* [TO DO]
How many lines in the records below contain the word "государственного"? Give only the number.

* [Dataset records]
-.-.-

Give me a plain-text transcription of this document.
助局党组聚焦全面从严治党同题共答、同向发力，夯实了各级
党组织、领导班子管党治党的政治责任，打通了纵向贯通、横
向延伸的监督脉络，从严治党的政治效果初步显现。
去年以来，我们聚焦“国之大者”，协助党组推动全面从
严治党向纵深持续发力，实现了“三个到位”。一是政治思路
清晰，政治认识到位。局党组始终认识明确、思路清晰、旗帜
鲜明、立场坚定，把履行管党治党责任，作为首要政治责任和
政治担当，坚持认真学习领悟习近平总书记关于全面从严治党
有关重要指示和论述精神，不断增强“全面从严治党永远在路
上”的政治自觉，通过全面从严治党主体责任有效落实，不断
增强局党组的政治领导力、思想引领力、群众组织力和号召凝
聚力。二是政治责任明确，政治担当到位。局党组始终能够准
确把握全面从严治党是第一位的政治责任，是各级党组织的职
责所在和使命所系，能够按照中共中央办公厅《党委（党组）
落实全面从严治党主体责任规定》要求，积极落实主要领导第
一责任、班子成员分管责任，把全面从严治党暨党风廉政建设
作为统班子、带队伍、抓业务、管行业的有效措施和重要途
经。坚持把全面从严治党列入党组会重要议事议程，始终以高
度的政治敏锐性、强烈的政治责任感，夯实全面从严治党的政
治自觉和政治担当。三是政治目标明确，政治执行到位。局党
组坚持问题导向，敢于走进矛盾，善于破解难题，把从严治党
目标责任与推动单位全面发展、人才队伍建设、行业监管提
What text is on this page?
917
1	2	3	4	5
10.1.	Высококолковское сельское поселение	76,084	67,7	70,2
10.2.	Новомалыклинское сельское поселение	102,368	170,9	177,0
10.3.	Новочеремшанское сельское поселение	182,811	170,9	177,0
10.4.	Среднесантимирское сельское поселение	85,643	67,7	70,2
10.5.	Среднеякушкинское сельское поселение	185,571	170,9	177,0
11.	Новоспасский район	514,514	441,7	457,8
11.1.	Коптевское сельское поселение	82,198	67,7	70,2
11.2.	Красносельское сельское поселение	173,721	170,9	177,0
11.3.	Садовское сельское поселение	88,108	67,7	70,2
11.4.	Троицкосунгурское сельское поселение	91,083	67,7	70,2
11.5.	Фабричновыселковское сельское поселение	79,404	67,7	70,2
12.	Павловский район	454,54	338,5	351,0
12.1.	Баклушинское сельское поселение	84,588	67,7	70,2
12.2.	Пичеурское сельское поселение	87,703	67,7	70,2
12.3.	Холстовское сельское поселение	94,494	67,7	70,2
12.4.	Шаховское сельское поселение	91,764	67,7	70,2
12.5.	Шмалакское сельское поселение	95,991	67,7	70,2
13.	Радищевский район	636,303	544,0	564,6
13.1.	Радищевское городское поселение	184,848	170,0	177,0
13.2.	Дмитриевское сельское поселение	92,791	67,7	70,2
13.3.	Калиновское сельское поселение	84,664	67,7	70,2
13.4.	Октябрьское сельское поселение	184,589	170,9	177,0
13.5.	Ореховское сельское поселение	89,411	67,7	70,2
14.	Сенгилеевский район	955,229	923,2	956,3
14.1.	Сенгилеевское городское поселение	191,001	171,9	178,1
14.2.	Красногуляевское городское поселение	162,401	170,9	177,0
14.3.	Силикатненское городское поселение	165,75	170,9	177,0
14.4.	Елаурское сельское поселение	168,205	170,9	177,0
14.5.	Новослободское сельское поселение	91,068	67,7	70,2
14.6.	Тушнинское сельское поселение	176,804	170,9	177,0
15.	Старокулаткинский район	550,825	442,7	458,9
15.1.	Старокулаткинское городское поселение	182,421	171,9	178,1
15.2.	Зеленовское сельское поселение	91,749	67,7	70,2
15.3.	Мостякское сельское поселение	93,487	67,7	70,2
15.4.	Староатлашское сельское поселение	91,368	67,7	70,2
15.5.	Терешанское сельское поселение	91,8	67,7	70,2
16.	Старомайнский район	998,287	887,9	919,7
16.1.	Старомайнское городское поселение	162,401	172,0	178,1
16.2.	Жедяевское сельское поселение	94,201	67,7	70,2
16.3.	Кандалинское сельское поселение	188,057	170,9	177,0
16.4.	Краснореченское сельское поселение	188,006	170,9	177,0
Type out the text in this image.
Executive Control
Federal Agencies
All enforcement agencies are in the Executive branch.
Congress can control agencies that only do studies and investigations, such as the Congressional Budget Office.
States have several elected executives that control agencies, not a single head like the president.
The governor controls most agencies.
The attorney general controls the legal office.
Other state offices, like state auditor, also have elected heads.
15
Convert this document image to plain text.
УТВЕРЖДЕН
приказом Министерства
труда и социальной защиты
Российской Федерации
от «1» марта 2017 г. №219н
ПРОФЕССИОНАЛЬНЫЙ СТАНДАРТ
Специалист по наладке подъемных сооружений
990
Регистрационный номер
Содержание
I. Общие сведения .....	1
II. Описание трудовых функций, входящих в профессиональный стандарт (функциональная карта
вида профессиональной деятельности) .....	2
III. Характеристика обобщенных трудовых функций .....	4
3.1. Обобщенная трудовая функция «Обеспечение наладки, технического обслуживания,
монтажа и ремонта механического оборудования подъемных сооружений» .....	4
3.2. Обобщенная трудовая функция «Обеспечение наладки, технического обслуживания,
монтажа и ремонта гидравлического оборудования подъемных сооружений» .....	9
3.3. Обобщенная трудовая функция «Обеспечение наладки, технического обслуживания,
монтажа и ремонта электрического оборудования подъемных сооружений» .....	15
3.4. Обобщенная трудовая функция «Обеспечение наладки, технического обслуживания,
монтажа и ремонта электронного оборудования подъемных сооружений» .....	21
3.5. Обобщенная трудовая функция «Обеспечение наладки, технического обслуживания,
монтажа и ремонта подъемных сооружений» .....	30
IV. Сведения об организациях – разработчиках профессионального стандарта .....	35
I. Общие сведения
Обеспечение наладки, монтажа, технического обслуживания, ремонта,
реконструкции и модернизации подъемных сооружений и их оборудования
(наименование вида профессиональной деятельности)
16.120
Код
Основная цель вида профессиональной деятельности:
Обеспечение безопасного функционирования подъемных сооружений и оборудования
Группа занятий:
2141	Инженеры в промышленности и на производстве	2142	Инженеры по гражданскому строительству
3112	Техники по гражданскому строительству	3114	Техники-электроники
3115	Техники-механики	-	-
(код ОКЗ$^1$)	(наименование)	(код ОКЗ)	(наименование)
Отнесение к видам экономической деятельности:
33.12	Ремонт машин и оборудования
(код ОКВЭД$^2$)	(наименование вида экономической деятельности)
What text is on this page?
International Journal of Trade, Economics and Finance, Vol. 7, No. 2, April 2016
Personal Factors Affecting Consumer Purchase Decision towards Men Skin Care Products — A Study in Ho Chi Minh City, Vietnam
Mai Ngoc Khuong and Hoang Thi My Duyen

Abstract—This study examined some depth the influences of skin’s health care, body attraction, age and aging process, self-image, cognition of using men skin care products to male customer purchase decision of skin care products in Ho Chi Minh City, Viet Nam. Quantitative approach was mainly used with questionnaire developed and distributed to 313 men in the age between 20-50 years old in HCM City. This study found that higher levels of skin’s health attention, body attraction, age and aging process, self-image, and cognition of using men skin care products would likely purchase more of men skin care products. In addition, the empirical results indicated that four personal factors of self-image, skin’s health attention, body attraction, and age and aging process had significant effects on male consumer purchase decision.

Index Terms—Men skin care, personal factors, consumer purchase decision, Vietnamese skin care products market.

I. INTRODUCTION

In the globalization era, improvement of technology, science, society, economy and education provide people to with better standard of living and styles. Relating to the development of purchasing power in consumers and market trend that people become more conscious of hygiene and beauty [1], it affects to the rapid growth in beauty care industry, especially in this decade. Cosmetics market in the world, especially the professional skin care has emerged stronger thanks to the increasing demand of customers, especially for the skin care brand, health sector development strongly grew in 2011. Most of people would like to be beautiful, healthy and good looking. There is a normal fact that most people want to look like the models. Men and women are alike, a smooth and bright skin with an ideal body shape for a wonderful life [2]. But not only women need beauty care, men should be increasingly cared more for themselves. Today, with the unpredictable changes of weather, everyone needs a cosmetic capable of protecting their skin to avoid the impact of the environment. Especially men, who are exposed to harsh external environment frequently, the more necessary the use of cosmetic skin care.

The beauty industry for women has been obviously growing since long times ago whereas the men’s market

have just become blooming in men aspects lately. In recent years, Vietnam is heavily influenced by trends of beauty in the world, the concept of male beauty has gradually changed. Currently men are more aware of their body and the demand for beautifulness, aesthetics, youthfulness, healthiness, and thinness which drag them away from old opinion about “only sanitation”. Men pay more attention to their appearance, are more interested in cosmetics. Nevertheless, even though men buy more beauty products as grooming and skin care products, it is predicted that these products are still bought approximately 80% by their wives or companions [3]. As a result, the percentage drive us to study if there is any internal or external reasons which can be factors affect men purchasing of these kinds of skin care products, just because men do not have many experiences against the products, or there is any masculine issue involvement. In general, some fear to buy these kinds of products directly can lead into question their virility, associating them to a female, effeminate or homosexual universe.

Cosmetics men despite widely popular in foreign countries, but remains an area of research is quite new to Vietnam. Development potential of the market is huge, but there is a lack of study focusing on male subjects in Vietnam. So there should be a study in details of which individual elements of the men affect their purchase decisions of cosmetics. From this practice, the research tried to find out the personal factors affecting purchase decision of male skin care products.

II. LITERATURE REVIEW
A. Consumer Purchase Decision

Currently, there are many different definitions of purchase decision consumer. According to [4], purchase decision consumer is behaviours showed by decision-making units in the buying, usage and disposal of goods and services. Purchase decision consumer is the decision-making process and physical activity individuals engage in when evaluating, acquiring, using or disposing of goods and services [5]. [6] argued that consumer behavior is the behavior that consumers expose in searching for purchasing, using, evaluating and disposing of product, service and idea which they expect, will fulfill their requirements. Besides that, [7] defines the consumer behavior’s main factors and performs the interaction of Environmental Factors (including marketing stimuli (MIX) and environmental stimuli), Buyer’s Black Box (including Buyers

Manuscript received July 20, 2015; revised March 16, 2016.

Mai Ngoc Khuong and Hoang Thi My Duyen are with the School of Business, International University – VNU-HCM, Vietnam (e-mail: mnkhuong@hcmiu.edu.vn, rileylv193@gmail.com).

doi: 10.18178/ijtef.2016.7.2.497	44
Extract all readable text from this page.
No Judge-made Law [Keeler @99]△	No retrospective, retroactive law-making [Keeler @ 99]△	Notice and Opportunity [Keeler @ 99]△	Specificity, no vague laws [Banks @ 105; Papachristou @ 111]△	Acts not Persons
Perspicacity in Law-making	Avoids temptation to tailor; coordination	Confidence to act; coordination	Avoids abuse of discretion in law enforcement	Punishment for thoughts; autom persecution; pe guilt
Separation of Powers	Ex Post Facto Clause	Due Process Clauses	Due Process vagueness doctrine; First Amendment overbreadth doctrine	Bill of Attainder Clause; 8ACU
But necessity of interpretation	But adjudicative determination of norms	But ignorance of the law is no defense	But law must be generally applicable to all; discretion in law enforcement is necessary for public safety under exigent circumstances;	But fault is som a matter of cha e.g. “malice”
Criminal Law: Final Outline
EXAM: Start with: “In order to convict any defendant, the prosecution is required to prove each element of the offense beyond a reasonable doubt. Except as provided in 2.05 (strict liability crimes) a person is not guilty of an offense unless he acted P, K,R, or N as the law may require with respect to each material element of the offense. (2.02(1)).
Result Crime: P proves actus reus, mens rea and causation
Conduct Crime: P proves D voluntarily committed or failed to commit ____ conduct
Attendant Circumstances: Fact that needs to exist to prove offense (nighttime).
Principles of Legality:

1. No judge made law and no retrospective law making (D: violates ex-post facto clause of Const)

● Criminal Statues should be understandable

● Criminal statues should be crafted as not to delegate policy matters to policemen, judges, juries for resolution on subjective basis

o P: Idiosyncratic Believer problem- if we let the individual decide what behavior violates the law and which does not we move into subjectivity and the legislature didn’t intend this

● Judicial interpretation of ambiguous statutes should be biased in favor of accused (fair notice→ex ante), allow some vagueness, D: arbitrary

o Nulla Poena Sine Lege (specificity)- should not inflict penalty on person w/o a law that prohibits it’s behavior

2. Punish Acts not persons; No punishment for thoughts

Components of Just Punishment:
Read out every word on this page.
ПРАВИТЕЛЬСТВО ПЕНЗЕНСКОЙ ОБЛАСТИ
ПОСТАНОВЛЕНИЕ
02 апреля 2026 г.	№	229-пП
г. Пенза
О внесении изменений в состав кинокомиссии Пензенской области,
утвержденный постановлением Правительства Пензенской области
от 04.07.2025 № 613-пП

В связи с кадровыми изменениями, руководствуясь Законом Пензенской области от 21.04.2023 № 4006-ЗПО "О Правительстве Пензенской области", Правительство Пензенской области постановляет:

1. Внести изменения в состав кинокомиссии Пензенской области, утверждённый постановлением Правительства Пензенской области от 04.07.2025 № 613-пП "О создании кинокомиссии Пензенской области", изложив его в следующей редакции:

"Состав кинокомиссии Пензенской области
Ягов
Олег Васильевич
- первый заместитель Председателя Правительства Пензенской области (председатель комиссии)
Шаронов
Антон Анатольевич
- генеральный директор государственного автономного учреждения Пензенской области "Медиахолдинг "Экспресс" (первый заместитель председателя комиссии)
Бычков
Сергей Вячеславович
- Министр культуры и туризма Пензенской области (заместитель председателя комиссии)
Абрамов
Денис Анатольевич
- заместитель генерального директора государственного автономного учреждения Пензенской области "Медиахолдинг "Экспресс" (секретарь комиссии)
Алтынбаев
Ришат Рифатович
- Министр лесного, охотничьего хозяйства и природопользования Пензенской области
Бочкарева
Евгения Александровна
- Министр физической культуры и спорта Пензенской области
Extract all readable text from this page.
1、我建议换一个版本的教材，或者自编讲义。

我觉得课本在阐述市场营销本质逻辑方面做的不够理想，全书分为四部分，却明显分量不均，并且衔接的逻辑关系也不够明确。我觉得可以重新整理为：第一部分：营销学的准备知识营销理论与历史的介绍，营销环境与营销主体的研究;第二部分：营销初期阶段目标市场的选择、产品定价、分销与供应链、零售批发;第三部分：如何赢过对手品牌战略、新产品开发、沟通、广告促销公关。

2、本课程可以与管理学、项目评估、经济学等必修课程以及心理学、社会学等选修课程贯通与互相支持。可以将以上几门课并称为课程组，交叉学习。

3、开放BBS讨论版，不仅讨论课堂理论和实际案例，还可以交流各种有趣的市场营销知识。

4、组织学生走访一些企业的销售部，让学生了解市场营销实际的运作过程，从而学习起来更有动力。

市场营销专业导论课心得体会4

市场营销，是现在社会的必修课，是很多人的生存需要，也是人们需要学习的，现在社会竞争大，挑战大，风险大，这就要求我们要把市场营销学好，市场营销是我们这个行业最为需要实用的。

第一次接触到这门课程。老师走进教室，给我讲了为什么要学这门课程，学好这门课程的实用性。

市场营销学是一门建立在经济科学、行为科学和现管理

-.-.-

* [THE RESPONSE]
2